**What the task requires:** Drop all images and give the records again exactly.

**Records:**
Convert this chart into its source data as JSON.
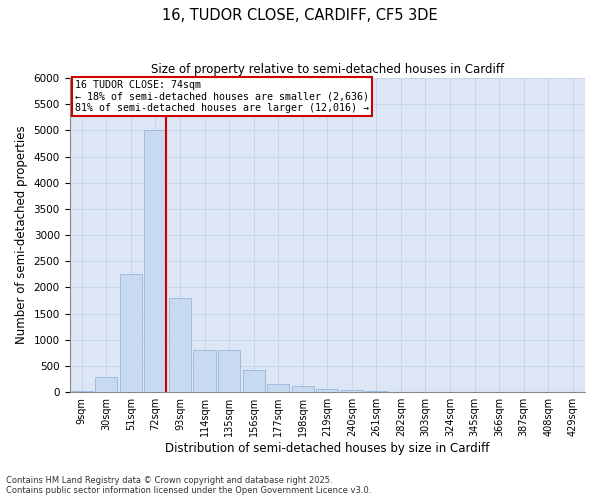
{
  "title1": "16, TUDOR CLOSE, CARDIFF, CF5 3DE",
  "title2": "Size of property relative to semi-detached houses in Cardiff",
  "xlabel": "Distribution of semi-detached houses by size in Cardiff",
  "ylabel": "Number of semi-detached properties",
  "categories": [
    "9sqm",
    "30sqm",
    "51sqm",
    "72sqm",
    "93sqm",
    "114sqm",
    "135sqm",
    "156sqm",
    "177sqm",
    "198sqm",
    "219sqm",
    "240sqm",
    "261sqm",
    "282sqm",
    "303sqm",
    "324sqm",
    "345sqm",
    "366sqm",
    "387sqm",
    "408sqm",
    "429sqm"
  ],
  "values": [
    20,
    300,
    2250,
    5000,
    1800,
    800,
    800,
    430,
    160,
    120,
    60,
    40,
    15,
    10,
    5,
    3,
    2,
    1,
    0,
    0,
    0
  ],
  "bar_color": "#c8daf0",
  "bar_edge_color": "#8ab0d8",
  "grid_color": "#c8d4e8",
  "bg_color": "#dce6f5",
  "property_label": "16 TUDOR CLOSE: 74sqm",
  "pct_smaller": 18,
  "pct_larger": 81,
  "n_smaller": "2,636",
  "n_larger": "12,016",
  "vline_color": "#cc0000",
  "annotation_box_color": "#cc0000",
  "ylim": [
    0,
    6000
  ],
  "yticks": [
    0,
    500,
    1000,
    1500,
    2000,
    2500,
    3000,
    3500,
    4000,
    4500,
    5000,
    5500,
    6000
  ],
  "footer1": "Contains HM Land Registry data © Crown copyright and database right 2025.",
  "footer2": "Contains public sector information licensed under the Open Government Licence v3.0."
}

**Task answer:**
Convert this chart into its source data as JSON.
{
  "title1": "16, TUDOR CLOSE, CARDIFF, CF5 3DE",
  "title2": "Size of property relative to semi-detached houses in Cardiff",
  "xlabel": "Distribution of semi-detached houses by size in Cardiff",
  "ylabel": "Number of semi-detached properties",
  "categories": [
    "9sqm",
    "30sqm",
    "51sqm",
    "72sqm",
    "93sqm",
    "114sqm",
    "135sqm",
    "156sqm",
    "177sqm",
    "198sqm",
    "219sqm",
    "240sqm",
    "261sqm",
    "282sqm",
    "303sqm",
    "324sqm",
    "345sqm",
    "366sqm",
    "387sqm",
    "408sqm",
    "429sqm"
  ],
  "values": [
    20,
    300,
    2250,
    5000,
    1800,
    800,
    800,
    430,
    160,
    120,
    60,
    40,
    15,
    10,
    5,
    3,
    2,
    1,
    0,
    0,
    0
  ],
  "bar_color": "#c8daf0",
  "bar_edge_color": "#8ab0d8",
  "grid_color": "#c8d4e8",
  "bg_color": "#dce6f5",
  "property_label": "16 TUDOR CLOSE: 74sqm",
  "pct_smaller": 18,
  "pct_larger": 81,
  "n_smaller": "2,636",
  "n_larger": "12,016",
  "vline_color": "#cc0000",
  "annotation_box_color": "#cc0000",
  "ylim": [
    0,
    6000
  ],
  "yticks": [
    0,
    500,
    1000,
    1500,
    2000,
    2500,
    3000,
    3500,
    4000,
    4500,
    5000,
    5500,
    6000
  ],
  "footer1": "Contains HM Land Registry data © Crown copyright and database right 2025.",
  "footer2": "Contains public sector information licensed under the Open Government Licence v3.0."
}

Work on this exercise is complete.